PAGE EXCERPT ::
▽
You lecture me about bad manners? ROFLMAO.
Shut down all Coal power plants tomorrow morning and shut the lights off in America and you will see America throw the bums and environmental wackos out by the weekend. We must declare war on them today, not tomorrow as they want to destroy America and you know it.
TURN OUT THE LIGHTS………………………. We are done talking, the war has started…………………….
Huffer,
[trimmed. Address the criticisms, not the person. In turn, they should do the same. .mod]
“Now, as to the testing and prototyping as asked above: yes, the MIT publications state the system has been built, has been tested, and measurements taken on an actual sphere.”
Perhaps I was not clear with my request before. Yes, I have look at the MIT publications. There is some hand-waving in the air about MIT Spheres for energy storage, and a very brief statement that something was built, somewhere, sometime, and it worked out well. Very good, I will simply accept that on faith. But where is the data from that? Where was it tested, at what depth, and how much energy was created, and how much energy was expended to create that energy? What difference of psi had to be used to force the water out of the sphere, compared to the psi at whatever depth this was done at? What type and size of air pump was used to push the water out? This is all simple laboratory notebook information, and should be readily available somewhere on the web, or available in a published paper. I have also noted that grid power was going to be used to pump air into the sphere, displacing the water. If this is to be hooked to a windmill, why would grid power be used?
△
Which question sentences appear in the forum thread's reply about the MIT energy-storage spheres? List every one. The rows have no connection to the forum thread.

INFORMATION SHOWN ::
▽
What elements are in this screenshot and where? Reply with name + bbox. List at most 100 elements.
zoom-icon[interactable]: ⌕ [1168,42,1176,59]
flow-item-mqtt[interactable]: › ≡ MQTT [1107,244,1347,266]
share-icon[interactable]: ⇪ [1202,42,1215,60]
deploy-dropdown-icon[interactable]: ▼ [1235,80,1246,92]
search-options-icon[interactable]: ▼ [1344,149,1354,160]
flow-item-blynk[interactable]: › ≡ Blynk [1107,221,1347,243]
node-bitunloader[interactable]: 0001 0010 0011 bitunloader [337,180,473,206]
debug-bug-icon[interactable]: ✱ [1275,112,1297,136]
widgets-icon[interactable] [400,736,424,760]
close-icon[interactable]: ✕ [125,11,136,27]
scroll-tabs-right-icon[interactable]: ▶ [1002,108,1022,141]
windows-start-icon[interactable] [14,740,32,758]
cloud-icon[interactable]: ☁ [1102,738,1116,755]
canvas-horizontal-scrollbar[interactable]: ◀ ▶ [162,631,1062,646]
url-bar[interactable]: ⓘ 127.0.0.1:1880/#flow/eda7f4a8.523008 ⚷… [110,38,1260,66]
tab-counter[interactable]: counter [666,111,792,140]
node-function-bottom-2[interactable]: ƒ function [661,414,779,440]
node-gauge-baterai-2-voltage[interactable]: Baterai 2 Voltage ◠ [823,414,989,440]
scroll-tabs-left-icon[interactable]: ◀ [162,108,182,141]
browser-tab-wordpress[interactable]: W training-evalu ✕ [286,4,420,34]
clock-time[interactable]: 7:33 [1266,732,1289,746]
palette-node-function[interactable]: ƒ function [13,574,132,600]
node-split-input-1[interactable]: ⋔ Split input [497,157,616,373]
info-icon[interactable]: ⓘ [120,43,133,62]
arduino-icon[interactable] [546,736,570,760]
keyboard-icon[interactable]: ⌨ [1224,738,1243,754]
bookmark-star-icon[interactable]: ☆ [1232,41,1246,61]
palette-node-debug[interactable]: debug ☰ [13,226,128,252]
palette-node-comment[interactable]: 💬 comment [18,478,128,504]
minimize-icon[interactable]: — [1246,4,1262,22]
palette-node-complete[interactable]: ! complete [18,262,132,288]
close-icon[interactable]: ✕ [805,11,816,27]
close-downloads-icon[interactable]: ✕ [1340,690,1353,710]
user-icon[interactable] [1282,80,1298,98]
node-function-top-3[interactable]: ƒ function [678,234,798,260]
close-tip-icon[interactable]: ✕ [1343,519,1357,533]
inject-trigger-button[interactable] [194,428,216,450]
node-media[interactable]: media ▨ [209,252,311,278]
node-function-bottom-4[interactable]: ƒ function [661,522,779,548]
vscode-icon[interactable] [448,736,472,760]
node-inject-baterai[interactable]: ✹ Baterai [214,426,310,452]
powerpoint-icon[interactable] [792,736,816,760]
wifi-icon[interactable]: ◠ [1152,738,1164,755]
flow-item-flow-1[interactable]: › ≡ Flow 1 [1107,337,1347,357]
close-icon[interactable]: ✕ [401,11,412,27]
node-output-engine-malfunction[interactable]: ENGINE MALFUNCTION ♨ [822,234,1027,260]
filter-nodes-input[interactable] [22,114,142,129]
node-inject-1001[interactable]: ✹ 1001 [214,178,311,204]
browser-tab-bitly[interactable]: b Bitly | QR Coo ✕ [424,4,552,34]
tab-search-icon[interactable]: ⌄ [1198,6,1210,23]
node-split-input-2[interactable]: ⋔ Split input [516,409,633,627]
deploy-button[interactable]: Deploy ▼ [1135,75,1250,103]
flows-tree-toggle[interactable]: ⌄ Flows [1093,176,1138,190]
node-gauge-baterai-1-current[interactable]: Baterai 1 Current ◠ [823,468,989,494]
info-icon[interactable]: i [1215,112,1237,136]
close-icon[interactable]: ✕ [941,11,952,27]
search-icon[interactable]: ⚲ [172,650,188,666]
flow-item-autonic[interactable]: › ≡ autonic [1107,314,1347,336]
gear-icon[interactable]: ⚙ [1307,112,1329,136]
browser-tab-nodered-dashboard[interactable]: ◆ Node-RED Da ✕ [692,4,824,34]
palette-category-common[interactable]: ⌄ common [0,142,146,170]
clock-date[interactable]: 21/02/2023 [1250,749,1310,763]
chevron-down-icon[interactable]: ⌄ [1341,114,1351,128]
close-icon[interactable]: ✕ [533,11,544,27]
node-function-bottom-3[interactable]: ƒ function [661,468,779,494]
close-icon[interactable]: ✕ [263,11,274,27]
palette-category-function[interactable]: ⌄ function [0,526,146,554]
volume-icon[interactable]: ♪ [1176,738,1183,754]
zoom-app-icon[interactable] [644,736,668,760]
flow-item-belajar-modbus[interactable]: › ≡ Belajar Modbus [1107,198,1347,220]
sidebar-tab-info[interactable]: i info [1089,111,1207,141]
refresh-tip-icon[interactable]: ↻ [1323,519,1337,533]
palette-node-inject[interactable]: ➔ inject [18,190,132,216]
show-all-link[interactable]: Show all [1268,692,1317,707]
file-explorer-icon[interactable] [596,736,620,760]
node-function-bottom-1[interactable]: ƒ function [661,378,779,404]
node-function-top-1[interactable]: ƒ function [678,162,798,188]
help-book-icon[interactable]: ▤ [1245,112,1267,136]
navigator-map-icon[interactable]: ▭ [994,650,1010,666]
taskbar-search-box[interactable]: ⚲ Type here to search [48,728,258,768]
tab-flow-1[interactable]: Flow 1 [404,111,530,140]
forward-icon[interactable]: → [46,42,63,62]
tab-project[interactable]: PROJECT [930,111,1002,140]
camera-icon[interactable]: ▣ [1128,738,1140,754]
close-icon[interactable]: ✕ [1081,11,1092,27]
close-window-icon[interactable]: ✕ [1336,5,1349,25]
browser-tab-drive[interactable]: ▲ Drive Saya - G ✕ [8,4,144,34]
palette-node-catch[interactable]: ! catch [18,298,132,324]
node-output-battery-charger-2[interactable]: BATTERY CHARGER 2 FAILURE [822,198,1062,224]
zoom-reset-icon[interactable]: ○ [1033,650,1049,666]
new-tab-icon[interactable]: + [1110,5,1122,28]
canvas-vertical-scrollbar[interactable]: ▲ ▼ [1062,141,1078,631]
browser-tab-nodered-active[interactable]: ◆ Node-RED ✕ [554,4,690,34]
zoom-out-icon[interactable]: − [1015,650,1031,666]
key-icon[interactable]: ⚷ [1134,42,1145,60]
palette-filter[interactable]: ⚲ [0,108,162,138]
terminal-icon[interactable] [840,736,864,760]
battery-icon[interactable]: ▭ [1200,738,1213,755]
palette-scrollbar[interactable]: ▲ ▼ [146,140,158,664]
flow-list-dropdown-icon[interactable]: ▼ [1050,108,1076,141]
△
ANSWER ::
- But where is the data from that?
- Where was it tested, at what depth, and how much energy was created, and how much energy was expended to create that energy?
- What difference of psi had to be used to force the water out of the sphere, compared to the psi at whatever depth this was done at?
- What type and size of air pump was used to push the water out?
- If this is to be hooked to a windmill, why would grid power be used?